| Try it |
When you print the records below, keep every word exact and leave out the images.

━━━━

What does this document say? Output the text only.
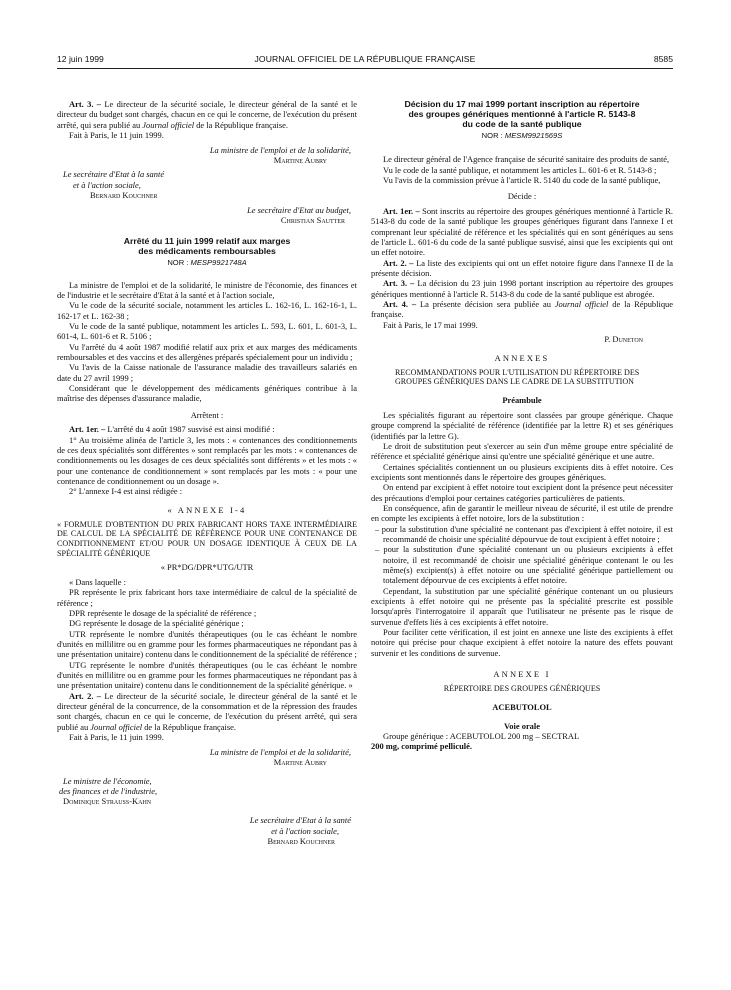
12 juin 1999	JOURNAL OFFICIEL DE LA RÉPUBLIQUE FRANÇAISE	8585

Art. 3. – Le directeur de la sécurité sociale, le directeur général de la santé et le directeur du budget sont chargés, chacun en ce qui le concerne, de l'exécution du présent arrêté, qui sera publié au Journal officiel de la République française.

Fait à Paris, le 11 juin 1999.

La ministre de l'emploi et de la solidarité,

Martine Aubry

Le secrétaire d'Etat à la santé

et à l'action sociale,

Bernard Kouchner

Le secrétaire d'Etat au budget,

Christian Sautter

Arrêté du 11 juin 1999 relatif aux marges
des médicaments remboursables
NOR : MESP9921748A

La ministre de l'emploi et de la solidarité, le ministre de l'économie, des finances et de l'industrie et le secrétaire d'Etat à la santé et à l'action sociale,

Vu le code de la sécurité sociale, notamment les articles L. 162-16, L. 162-16-1, L. 162-17 et L. 162-38 ;

Vu le code de la santé publique, notamment les articles L. 593, L. 601, L. 601-3, L. 601-4, L. 601-6 et R. 5106 ;

Vu l'arrêté du 4 août 1987 modifié relatif aux prix et aux marges des médicaments remboursables et des vaccins et des allergènes préparés spécialement pour un individu ;

Vu l'avis de la Caisse nationale de l'assurance maladie des travailleurs salariés en date du 27 avril 1999 ;

Considérant que le développement des médicaments génériques contribue à la maîtrise des dépenses d'assurance maladie,

Arrêtent :

Art. 1er. – L'arrêté du 4 août 1987 susvisé est ainsi modifié :

1° Au troisième alinéa de l'article 3, les mots : « contenances des conditionnements de ces deux spécialités sont différentes » sont remplacés par les mots : « contenances de conditionnements ou les dosages de ces deux spécialités sont différents » et les mots : « pour une contenance de conditionnement » sont remplacés par les mots : « pour une contenance de conditionnement ou un dosage ».

2° L'annexe I-4 est ainsi rédigée :

« ANNEXE I-4

« FORMULE D'OBTENTION DU PRIX FABRICANT HORS TAXE INTERMÉDIAIRE DE CALCUL DE LA SPÉCIALITÉ DE RÉFÉRENCE POUR UNE CONTENANCE DE CONDITIONNEMENT ET/OU POUR UN DOSAGE IDENTIQUE À CEUX DE LA SPÉCIALITÉ GÉNÉRIQUE

« PR*DG/DPR*UTG/UTR

« Dans laquelle :

PR représente le prix fabricant hors taxe intermédiaire de calcul de la spécialité de référence ;

DPR représente le dosage de la spécialité de référence ;

DG représente le dosage de la spécialité générique ;

UTR représente le nombre d'unités thérapeutiques (ou le cas échéant le nombre d'unités en millilitre ou en gramme pour les formes pharmaceutiques ne répondant pas à une présentation unitaire) contenu dans le conditionnement de la spécialité de référence ;

UTG représente le nombre d'unités thérapeutiques (ou le cas échéant le nombre d'unités en millilitre ou en gramme pour les formes pharmaceutiques ne répondant pas à une présentation unitaire) contenu dans le conditionnement de la spécialité générique. »

Art. 2. – Le directeur de la sécurité sociale, le directeur général de la santé et le directeur général de la concurrence, de la consommation et de la répression des fraudes sont chargés, chacun en ce qui le concerne, de l'exécution du présent arrêté, qui sera publié au Journal officiel de la République française.

Fait à Paris, le 11 juin 1999.

La ministre de l'emploi et de la solidarité,

Martine Aubry

Le ministre de l'économie,

des finances et de l'industrie,

Dominique Strauss-Kahn

Le secrétaire d'Etat à la santé

et à l'action sociale,

Bernard Kouchner

Décision du 17 mai 1999 portant inscription au répertoire
des groupes génériques mentionné à l'article R. 5143-8
du code de la santé publique
NOR : MESM9921569S

Le directeur général de l'Agence française de sécurité sanitaire des produits de santé,

Vu le code de la santé publique, et notamment les articles L. 601-6 et R. 5143-8 ;

Vu l'avis de la commission prévue à l'article R. 5140 du code de la santé publique,

Décide :

Art. 1er. – Sont inscrits au répertoire des groupes génériques mentionné à l'article R. 5143-8 du code de la santé publique les groupes génériques figurant dans l'annexe I et comprenant leur spécialité de référence et les spécialités qui en sont génériques au sens de l'article L. 601-6 du code de la santé publique susvisé, ainsi que les excipients qui ont un effet notoire.

Art. 2. – La liste des excipients qui ont un effet notoire figure dans l'annexe II de la présente décision.

Art. 3. – La décision du 23 juin 1998 portant inscription au répertoire des groupes génériques mentionné à l'article R. 5143-8 du code de la santé publique est abrogée.

Art. 4. – La présente décision sera publiée au Journal officiel de la République française.

Fait à Paris, le 17 mai 1999.

P. Duneton

ANNEXES

RECOMMANDATIONS POUR L'UTILISATION DU RÉPERTOIRE DES GROUPES GÉNÉRIQUES DANS LE CADRE DE LA SUBSTITUTION

Préambule

Les spécialités figurant au répertoire sont classées par groupe générique. Chaque groupe comprend la spécialité de référence (identifiée par la lettre R) et ses génériques (identifiés par la lettre G).

Le droit de substitution peut s'exercer au sein d'un même groupe entre spécialité de référence et spécialité générique ainsi qu'entre une spécialité générique et une autre.

Certaines spécialités contiennent un ou plusieurs excipients dits à effet notoire. Ces excipients sont mentionnés dans le répertoire des groupes génériques.

On entend par excipient à effet notoire tout excipient dont la présence peut nécessiter des précautions d'emploi pour certaines catégories particulières de patients.

En conséquence, afin de garantir le meilleur niveau de sécurité, il est utile de prendre en compte les excipients à effet notoire, lors de la substitution :

– pour la substitution d'une spécialité ne contenant pas d'excipient à effet notoire, il est recommandé de choisir une spécialité dépourvue de tout excipient à effet notoire ;

– pour la substitution d'une spécialité contenant un ou plusieurs excipients à effet notoire, il est recommandé de choisir une spécialité générique contenant le ou les même(s) excipient(s) à effet notoire ou une spécialité générique partiellement ou totalement dépourvue de ces excipients à effet notoire.

Cependant, la substitution par une spécialité générique contenant un ou plusieurs excipients à effet notoire qui ne présente pas la spécialité prescrite est possible lorsqu'après l'interrogatoire il apparaît que l'utilisateur ne présente pas le risque de survenue d'effets liés à ces excipients à effet notoire.

Pour faciliter cette vérification, il est joint en annexe une liste des excipients à effet notoire qui précise pour chaque excipient à effet notoire la nature des effets pouvant survenir et les conditions de survenue.

ANNEXE I

RÉPERTOIRE DES GROUPES GÉNÉRIQUES

ACEBUTOLOL

Voie orale

Groupe générique : ACEBUTOLOL 200 mg – SECTRAL

200 mg, comprimé pelliculé.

━━━━

| Solution to this problem |
What does this document say? Output the text only.
12 juin 1999	JOURNAL OFFICIEL DE LA RÉPUBLIQUE FRANÇAISE	8585

Art. 3. – Le directeur de la sécurité sociale, le directeur général de la santé et le directeur du budget sont chargés, chacun en ce qui le concerne, de l'exécution du présent arrêté, qui sera publié au Journal officiel de la République française.

Fait à Paris, le 11 juin 1999.

La ministre de l'emploi et de la solidarité,

Martine Aubry

Le secrétaire d'Etat à la santé

et à l'action sociale,

Bernard Kouchner

Le secrétaire d'Etat au budget,

Christian Sautter

Arrêté du 11 juin 1999 relatif aux marges
des médicaments remboursables
NOR : MESP9921748A

La ministre de l'emploi et de la solidarité, le ministre de l'économie, des finances et de l'industrie et le secrétaire d'Etat à la santé et à l'action sociale,

Vu le code de la sécurité sociale, notamment les articles L. 162-16, L. 162-16-1, L. 162-17 et L. 162-38 ;

Vu le code de la santé publique, notamment les articles L. 593, L. 601, L. 601-3, L. 601-4, L. 601-6 et R. 5106 ;

Vu l'arrêté du 4 août 1987 modifié relatif aux prix et aux marges des médicaments remboursables et des vaccins et des allergènes préparés spécialement pour un individu ;

Vu l'avis de la Caisse nationale de l'assurance maladie des travailleurs salariés en date du 27 avril 1999 ;

Considérant que le développement des médicaments génériques contribue à la maîtrise des dépenses d'assurance maladie,

Arrêtent :

Art. 1er. – L'arrêté du 4 août 1987 susvisé est ainsi modifié :

1° Au troisième alinéa de l'article 3, les mots : « contenances des conditionnements de ces deux spécialités sont différentes » sont remplacés par les mots : « contenances de conditionnements ou les dosages de ces deux spécialités sont différents » et les mots : « pour une contenance de conditionnement » sont remplacés par les mots : « pour une contenance de conditionnement ou un dosage ».

2° L'annexe I-4 est ainsi rédigée :

« ANNEXE I-4

« FORMULE D'OBTENTION DU PRIX FABRICANT HORS TAXE INTERMÉDIAIRE DE CALCUL DE LA SPÉCIALITÉ DE RÉFÉRENCE POUR UNE CONTENANCE DE CONDITIONNEMENT ET/OU POUR UN DOSAGE IDENTIQUE À CEUX DE LA SPÉCIALITÉ GÉNÉRIQUE

« PR*DG/DPR*UTG/UTR

« Dans laquelle :

PR représente le prix fabricant hors taxe intermédiaire de calcul de la spécialité de référence ;

DPR représente le dosage de la spécialité de référence ;

DG représente le dosage de la spécialité générique ;

UTR représente le nombre d'unités thérapeutiques (ou le cas échéant le nombre d'unités en millilitre ou en gramme pour les formes pharmaceutiques ne répondant pas à une présentation unitaire) contenu dans le conditionnement de la spécialité de référence ;

UTG représente le nombre d'unités thérapeutiques (ou le cas échéant le nombre d'unités en millilitre ou en gramme pour les formes pharmaceutiques ne répondant pas à une présentation unitaire) contenu dans le conditionnement de la spécialité générique. »

Art. 2. – Le directeur de la sécurité sociale, le directeur général de la santé et le directeur général de la concurrence, de la consommation et de la répression des fraudes sont chargés, chacun en ce qui le concerne, de l'exécution du présent arrêté, qui sera publié au Journal officiel de la République française.

Fait à Paris, le 11 juin 1999.

La ministre de l'emploi et de la solidarité,

Martine Aubry

Le ministre de l'économie,

des finances et de l'industrie,

Dominique Strauss-Kahn

Le secrétaire d'Etat à la santé

et à l'action sociale,

Bernard Kouchner

Décision du 17 mai 1999 portant inscription au répertoire
des groupes génériques mentionné à l'article R. 5143-8
du code de la santé publique
NOR : MESM9921569S

Le directeur général de l'Agence française de sécurité sanitaire des produits de santé,

Vu le code de la santé publique, et notamment les articles L. 601-6 et R. 5143-8 ;

Vu l'avis de la commission prévue à l'article R. 5140 du code de la santé publique,

Décide :

Art. 1er. – Sont inscrits au répertoire des groupes génériques mentionné à l'article R. 5143-8 du code de la santé publique les groupes génériques figurant dans l'annexe I et comprenant leur spécialité de référence et les spécialités qui en sont génériques au sens de l'article L. 601-6 du code de la santé publique susvisé, ainsi que les excipients qui ont un effet notoire.

Art. 2. – La liste des excipients qui ont un effet notoire figure dans l'annexe II de la présente décision.

Art. 3. – La décision du 23 juin 1998 portant inscription au répertoire des groupes génériques mentionné à l'article R. 5143-8 du code de la santé publique est abrogée.

Art. 4. – La présente décision sera publiée au Journal officiel de la République française.

Fait à Paris, le 17 mai 1999.

P. Duneton

ANNEXES

RECOMMANDATIONS POUR L'UTILISATION DU RÉPERTOIRE DES GROUPES GÉNÉRIQUES DANS LE CADRE DE LA SUBSTITUTION

Préambule

Les spécialités figurant au répertoire sont classées par groupe générique. Chaque groupe comprend la spécialité de référence (identifiée par la lettre R) et ses génériques (identifiés par la lettre G).

Le droit de substitution peut s'exercer au sein d'un même groupe entre spécialité de référence et spécialité générique ainsi qu'entre une spécialité générique et une autre.

Certaines spécialités contiennent un ou plusieurs excipients dits à effet notoire. Ces excipients sont mentionnés dans le répertoire des groupes génériques.

On entend par excipient à effet notoire tout excipient dont la présence peut nécessiter des précautions d'emploi pour certaines catégories particulières de patients.

En conséquence, afin de garantir le meilleur niveau de sécurité, il est utile de prendre en compte les excipients à effet notoire, lors de la substitution :

– pour la substitution d'une spécialité ne contenant pas d'excipient à effet notoire, il est recommandé de choisir une spécialité dépourvue de tout excipient à effet notoire ;

– pour la substitution d'une spécialité contenant un ou plusieurs excipients à effet notoire, il est recommandé de choisir une spécialité générique contenant le ou les même(s) excipient(s) à effet notoire ou une spécialité générique partiellement ou totalement dépourvue de ces excipients à effet notoire.

Cependant, la substitution par une spécialité générique contenant un ou plusieurs excipients à effet notoire qui ne présente pas la spécialité prescrite est possible lorsqu'après l'interrogatoire il apparaît que l'utilisateur ne présente pas le risque de survenue d'effets liés à ces excipients à effet notoire.

Pour faciliter cette vérification, il est joint en annexe une liste des excipients à effet notoire qui précise pour chaque excipient à effet notoire la nature des effets pouvant survenir et les conditions de survenue.

ANNEXE I

RÉPERTOIRE DES GROUPES GÉNÉRIQUES

ACEBUTOLOL

Voie orale

Groupe générique : ACEBUTOLOL 200 mg – SECTRAL

200 mg, comprimé pelliculé.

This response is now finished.